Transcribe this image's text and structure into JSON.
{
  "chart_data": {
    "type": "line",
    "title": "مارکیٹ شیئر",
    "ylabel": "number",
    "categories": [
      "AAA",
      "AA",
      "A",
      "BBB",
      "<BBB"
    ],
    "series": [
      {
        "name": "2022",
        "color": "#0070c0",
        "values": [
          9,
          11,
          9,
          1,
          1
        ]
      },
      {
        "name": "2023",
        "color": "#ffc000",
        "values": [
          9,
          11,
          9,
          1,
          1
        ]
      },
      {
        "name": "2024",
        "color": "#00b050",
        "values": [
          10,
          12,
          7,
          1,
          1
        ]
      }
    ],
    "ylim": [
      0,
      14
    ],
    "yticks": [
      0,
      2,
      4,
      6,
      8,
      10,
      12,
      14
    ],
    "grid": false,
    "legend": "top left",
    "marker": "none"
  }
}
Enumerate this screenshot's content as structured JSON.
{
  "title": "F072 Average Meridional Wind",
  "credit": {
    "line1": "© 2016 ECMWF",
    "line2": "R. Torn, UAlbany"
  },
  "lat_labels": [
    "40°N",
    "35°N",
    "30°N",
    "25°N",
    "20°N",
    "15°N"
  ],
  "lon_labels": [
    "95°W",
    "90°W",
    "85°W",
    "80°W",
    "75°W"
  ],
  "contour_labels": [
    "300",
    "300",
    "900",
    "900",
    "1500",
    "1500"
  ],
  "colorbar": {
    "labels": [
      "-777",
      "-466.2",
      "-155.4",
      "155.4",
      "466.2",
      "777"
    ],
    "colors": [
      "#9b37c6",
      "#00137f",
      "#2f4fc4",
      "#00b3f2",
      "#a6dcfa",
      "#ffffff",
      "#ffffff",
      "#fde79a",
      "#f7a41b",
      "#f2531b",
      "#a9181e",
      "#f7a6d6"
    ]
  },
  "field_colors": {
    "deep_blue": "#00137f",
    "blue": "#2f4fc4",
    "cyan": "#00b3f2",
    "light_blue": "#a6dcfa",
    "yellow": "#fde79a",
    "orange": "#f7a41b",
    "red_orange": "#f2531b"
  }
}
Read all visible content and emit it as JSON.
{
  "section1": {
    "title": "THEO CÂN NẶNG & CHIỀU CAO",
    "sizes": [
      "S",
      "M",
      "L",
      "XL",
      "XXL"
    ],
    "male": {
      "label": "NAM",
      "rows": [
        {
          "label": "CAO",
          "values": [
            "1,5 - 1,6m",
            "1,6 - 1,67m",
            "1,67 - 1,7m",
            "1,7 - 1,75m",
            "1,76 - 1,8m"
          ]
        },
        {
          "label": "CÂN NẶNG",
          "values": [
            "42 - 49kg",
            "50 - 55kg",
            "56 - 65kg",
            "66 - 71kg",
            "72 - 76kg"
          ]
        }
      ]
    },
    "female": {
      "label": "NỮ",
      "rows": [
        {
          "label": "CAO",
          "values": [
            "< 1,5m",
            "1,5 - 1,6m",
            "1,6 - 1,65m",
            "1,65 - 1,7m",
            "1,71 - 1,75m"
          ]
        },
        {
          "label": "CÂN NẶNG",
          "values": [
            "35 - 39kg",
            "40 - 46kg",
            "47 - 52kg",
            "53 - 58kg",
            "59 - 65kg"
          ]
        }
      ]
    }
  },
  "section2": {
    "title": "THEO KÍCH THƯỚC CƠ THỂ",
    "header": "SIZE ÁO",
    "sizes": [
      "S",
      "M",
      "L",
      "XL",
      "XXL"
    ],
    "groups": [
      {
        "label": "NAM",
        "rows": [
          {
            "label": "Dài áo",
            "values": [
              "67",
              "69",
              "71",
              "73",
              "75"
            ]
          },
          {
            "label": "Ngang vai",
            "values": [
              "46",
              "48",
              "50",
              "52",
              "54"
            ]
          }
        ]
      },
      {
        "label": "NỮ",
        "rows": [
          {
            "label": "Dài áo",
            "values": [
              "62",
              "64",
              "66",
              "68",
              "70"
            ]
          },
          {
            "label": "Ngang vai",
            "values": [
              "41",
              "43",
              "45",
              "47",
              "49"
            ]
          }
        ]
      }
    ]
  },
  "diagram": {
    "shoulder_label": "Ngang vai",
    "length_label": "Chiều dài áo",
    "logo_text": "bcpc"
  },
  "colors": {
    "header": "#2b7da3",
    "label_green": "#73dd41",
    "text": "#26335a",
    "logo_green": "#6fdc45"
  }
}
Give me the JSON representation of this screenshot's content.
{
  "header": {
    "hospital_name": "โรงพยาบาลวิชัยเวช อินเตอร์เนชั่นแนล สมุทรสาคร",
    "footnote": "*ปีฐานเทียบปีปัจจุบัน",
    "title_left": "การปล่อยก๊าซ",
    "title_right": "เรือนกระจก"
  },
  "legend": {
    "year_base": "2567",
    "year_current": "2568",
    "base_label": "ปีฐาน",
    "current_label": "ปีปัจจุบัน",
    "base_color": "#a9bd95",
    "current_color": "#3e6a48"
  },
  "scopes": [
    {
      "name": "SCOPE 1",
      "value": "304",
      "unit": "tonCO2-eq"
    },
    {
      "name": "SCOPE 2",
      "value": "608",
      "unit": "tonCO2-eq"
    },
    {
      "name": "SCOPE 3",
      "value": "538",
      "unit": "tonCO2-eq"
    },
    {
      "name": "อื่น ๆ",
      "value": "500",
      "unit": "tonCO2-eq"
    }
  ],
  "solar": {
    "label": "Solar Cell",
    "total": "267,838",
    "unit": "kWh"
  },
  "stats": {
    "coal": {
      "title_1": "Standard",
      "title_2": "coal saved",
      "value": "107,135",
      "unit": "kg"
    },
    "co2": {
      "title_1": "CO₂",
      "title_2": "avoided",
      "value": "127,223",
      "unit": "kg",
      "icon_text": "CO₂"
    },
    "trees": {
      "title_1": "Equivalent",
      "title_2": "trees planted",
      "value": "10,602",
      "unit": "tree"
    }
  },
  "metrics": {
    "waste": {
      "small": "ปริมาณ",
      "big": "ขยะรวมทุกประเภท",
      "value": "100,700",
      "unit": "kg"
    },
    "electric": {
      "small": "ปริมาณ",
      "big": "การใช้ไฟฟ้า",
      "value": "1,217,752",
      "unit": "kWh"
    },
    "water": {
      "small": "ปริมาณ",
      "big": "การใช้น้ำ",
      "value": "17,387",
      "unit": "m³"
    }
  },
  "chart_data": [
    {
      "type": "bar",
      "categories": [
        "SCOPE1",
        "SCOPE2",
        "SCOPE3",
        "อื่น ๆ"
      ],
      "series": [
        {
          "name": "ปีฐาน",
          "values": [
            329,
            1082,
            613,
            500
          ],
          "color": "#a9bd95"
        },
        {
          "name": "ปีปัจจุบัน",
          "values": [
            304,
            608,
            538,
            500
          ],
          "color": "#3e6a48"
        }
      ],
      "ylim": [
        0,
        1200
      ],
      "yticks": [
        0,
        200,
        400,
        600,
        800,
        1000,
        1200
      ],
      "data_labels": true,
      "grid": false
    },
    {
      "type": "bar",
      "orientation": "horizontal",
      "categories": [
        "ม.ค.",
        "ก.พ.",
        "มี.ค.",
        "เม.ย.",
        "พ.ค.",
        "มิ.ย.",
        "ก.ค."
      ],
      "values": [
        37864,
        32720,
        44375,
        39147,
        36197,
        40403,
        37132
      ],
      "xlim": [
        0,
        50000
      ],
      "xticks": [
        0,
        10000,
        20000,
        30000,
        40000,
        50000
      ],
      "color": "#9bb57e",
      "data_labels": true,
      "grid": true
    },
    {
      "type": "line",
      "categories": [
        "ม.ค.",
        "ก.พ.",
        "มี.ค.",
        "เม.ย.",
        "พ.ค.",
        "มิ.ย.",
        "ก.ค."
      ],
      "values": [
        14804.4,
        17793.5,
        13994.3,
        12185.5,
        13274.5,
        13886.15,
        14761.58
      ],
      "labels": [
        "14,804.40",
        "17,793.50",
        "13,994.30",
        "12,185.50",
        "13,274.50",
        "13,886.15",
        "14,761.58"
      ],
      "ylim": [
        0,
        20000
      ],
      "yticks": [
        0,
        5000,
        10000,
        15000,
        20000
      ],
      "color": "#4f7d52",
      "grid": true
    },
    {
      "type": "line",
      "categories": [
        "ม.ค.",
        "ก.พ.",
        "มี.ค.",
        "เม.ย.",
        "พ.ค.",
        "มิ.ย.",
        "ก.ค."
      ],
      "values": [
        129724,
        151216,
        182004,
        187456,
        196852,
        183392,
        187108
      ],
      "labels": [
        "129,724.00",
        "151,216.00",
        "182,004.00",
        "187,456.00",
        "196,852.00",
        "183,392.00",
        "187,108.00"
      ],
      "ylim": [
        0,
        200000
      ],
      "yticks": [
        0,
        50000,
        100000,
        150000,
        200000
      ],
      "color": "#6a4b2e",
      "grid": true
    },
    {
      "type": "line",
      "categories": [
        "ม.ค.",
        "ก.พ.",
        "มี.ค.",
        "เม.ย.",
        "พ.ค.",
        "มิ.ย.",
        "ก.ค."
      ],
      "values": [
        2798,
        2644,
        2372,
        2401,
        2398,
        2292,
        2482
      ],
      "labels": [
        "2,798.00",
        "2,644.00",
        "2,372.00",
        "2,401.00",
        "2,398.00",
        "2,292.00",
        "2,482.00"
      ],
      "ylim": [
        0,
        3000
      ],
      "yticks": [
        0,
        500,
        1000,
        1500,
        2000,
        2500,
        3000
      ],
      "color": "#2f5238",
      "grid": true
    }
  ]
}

Job ▸ Copy every line from the records above that contains the word "screenshot".

Correct output ▸
Enumerate this screenshot's content as structured JSON.
Give me the JSON representation of this screenshot's content.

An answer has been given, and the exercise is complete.